--- DIRECTIVE ---
Track down the lines that contain "screenshot" and copy them.

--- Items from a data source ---

....

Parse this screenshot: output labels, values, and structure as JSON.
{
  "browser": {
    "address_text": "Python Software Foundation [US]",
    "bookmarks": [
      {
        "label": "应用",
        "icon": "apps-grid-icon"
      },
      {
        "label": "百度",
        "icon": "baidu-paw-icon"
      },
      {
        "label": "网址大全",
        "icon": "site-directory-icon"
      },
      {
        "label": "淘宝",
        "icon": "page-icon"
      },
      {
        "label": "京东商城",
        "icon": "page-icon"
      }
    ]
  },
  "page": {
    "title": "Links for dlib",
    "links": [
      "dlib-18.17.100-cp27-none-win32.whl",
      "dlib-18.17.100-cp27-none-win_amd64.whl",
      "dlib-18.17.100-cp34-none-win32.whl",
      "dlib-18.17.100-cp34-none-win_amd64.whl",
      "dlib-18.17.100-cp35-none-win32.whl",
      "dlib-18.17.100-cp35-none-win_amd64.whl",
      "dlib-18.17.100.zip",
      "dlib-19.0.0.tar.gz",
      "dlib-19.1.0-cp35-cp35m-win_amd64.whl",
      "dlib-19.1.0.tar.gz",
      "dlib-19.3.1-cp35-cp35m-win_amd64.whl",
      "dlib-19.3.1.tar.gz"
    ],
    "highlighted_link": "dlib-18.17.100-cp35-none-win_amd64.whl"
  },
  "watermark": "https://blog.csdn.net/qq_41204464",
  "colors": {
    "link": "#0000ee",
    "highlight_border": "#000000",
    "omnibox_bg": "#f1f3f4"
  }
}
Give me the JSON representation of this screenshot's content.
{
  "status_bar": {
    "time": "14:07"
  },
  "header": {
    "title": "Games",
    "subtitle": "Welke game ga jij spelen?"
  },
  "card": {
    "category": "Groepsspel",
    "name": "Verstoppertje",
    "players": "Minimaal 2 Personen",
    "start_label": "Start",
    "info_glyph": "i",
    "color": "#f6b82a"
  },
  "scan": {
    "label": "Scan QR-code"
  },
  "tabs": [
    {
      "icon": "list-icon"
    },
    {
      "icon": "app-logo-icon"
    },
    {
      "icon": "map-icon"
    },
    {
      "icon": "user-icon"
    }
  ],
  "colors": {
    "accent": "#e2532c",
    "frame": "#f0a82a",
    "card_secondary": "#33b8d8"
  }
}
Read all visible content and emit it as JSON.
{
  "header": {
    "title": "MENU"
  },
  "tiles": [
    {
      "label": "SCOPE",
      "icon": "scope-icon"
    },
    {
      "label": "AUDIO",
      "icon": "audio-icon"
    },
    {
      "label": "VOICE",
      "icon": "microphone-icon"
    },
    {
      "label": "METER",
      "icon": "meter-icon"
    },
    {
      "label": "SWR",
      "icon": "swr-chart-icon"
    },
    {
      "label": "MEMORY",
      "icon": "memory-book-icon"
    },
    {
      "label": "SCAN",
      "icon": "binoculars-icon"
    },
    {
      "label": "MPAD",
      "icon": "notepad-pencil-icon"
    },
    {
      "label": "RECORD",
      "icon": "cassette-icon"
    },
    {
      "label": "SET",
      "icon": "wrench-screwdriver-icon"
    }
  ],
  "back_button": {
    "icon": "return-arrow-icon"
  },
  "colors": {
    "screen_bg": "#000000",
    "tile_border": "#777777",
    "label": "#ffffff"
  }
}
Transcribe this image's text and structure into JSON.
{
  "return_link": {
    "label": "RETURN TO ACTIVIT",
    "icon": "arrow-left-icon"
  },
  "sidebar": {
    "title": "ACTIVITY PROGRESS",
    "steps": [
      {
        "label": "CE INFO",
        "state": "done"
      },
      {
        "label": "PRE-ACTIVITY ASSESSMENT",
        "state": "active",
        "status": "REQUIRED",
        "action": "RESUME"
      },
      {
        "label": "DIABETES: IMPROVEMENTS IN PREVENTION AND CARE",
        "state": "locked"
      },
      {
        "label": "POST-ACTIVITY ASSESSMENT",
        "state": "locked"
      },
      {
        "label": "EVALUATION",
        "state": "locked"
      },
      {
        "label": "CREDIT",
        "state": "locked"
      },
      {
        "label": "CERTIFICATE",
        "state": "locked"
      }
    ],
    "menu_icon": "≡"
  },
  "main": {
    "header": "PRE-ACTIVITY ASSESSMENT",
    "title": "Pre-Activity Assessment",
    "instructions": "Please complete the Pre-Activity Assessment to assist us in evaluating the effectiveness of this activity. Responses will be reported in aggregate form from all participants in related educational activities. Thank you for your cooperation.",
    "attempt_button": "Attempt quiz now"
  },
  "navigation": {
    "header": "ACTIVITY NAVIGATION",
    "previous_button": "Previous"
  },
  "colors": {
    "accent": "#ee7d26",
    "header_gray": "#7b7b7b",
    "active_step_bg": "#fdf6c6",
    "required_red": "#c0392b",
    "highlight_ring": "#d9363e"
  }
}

....

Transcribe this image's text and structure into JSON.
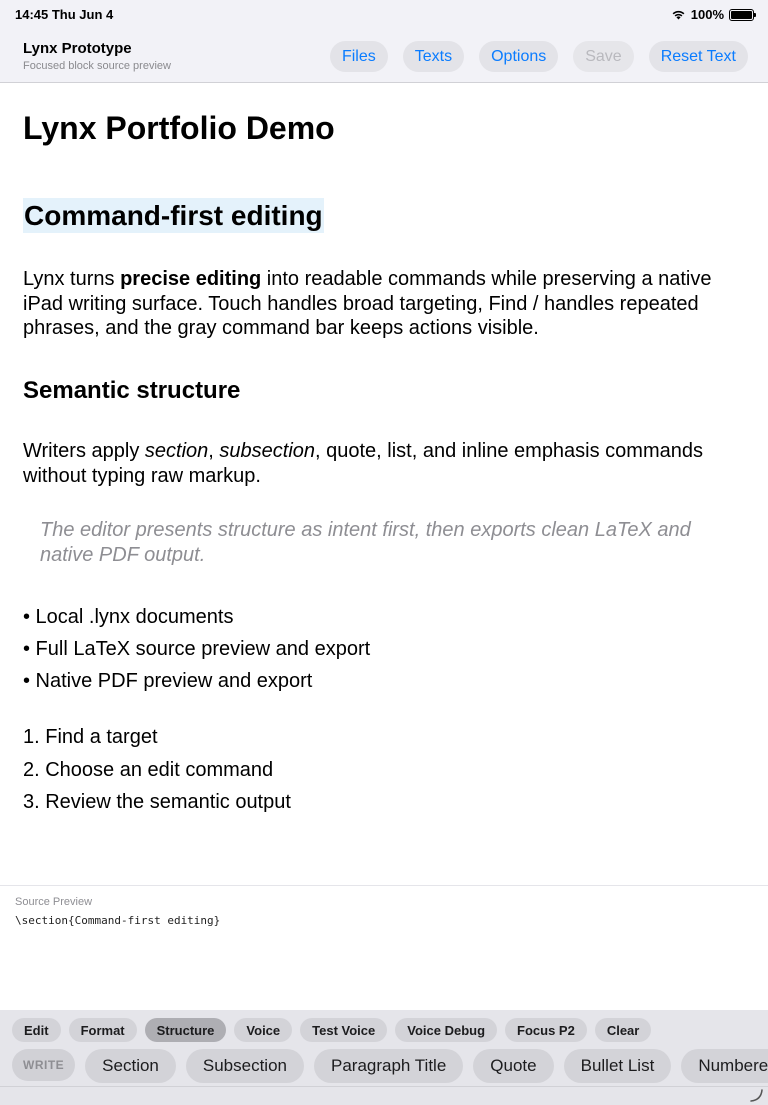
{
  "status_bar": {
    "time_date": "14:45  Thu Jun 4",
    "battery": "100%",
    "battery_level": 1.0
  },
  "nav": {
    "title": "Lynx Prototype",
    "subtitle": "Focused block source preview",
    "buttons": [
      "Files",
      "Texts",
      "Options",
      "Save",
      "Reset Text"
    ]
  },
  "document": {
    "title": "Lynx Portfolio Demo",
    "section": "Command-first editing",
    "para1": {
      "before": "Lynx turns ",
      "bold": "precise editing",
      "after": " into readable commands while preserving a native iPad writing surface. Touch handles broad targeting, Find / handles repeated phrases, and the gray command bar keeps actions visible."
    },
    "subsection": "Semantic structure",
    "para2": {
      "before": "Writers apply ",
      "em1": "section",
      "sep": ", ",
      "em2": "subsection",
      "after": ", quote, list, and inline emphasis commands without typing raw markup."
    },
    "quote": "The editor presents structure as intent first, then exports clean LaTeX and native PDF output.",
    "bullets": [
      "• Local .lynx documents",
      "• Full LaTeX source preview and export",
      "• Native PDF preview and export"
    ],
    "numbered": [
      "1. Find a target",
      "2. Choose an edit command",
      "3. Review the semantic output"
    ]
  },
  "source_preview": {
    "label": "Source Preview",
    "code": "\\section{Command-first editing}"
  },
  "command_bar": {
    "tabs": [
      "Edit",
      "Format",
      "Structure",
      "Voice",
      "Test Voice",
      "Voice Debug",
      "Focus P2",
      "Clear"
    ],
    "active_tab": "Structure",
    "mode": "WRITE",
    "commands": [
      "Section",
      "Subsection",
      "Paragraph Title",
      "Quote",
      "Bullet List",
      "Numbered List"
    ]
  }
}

....

--- COMPLETED TASK ---
Parse this screenshot: output labels, values, and structure as JSON.
Give me the JSON representation of this screenshot's content.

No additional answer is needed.